GIVEN EXERCISE | Return the material below in full and exactly.

════════

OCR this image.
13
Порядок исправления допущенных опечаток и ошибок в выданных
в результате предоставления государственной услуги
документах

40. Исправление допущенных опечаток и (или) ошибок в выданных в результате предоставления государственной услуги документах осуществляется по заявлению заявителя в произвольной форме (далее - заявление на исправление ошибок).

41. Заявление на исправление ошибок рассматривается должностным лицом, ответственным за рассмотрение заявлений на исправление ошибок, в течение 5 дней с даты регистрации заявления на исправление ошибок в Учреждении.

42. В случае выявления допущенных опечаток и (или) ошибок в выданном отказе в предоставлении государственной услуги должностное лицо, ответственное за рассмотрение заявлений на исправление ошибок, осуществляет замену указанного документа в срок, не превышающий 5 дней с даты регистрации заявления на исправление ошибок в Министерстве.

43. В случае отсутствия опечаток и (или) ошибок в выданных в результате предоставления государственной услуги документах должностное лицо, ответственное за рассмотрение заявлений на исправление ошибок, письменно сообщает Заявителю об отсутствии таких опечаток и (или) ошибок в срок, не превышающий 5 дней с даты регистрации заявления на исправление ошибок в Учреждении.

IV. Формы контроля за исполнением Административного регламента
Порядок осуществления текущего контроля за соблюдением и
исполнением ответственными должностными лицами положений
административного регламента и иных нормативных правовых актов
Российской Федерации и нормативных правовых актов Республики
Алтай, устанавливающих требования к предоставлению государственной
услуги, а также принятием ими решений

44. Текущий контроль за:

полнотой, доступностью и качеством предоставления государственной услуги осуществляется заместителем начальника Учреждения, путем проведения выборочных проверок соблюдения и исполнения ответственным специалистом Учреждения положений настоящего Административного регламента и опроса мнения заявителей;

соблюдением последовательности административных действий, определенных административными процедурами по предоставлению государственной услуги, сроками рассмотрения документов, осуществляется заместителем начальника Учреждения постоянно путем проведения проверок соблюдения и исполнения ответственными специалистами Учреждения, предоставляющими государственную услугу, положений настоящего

════════

THE RESPONSE |
OCR this image.
13
Порядок исправления допущенных опечаток и ошибок в выданных
в результате предоставления государственной услуги
документах

40. Исправление допущенных опечаток и (или) ошибок в выданных в результате предоставления государственной услуги документах осуществляется по заявлению заявителя в произвольной форме (далее - заявление на исправление ошибок).

41. Заявление на исправление ошибок рассматривается должностным лицом, ответственным за рассмотрение заявлений на исправление ошибок, в течение 5 дней с даты регистрации заявления на исправление ошибок в Учреждении.

42. В случае выявления допущенных опечаток и (или) ошибок в выданном отказе в предоставлении государственной услуги должностное лицо, ответственное за рассмотрение заявлений на исправление ошибок, осуществляет замену указанного документа в срок, не превышающий 5 дней с даты регистрации заявления на исправление ошибок в Министерстве.

43. В случае отсутствия опечаток и (или) ошибок в выданных в результате предоставления государственной услуги документах должностное лицо, ответственное за рассмотрение заявлений на исправление ошибок, письменно сообщает Заявителю об отсутствии таких опечаток и (или) ошибок в срок, не превышающий 5 дней с даты регистрации заявления на исправление ошибок в Учреждении.

IV. Формы контроля за исполнением Административного регламента
Порядок осуществления текущего контроля за соблюдением и
исполнением ответственными должностными лицами положений
административного регламента и иных нормативных правовых актов
Российской Федерации и нормативных правовых актов Республики
Алтай, устанавливающих требования к предоставлению государственной
услуги, а также принятием ими решений

44. Текущий контроль за:

полнотой, доступностью и качеством предоставления государственной услуги осуществляется заместителем начальника Учреждения, путем проведения выборочных проверок соблюдения и исполнения ответственным специалистом Учреждения положений настоящего Административного регламента и опроса мнения заявителей;

соблюдением последовательности административных действий, определенных административными процедурами по предоставлению государственной услуги, сроками рассмотрения документов, осуществляется заместителем начальника Учреждения постоянно путем проведения проверок соблюдения и исполнения ответственными специалистами Учреждения, предоставляющими государственную услугу, положений настоящего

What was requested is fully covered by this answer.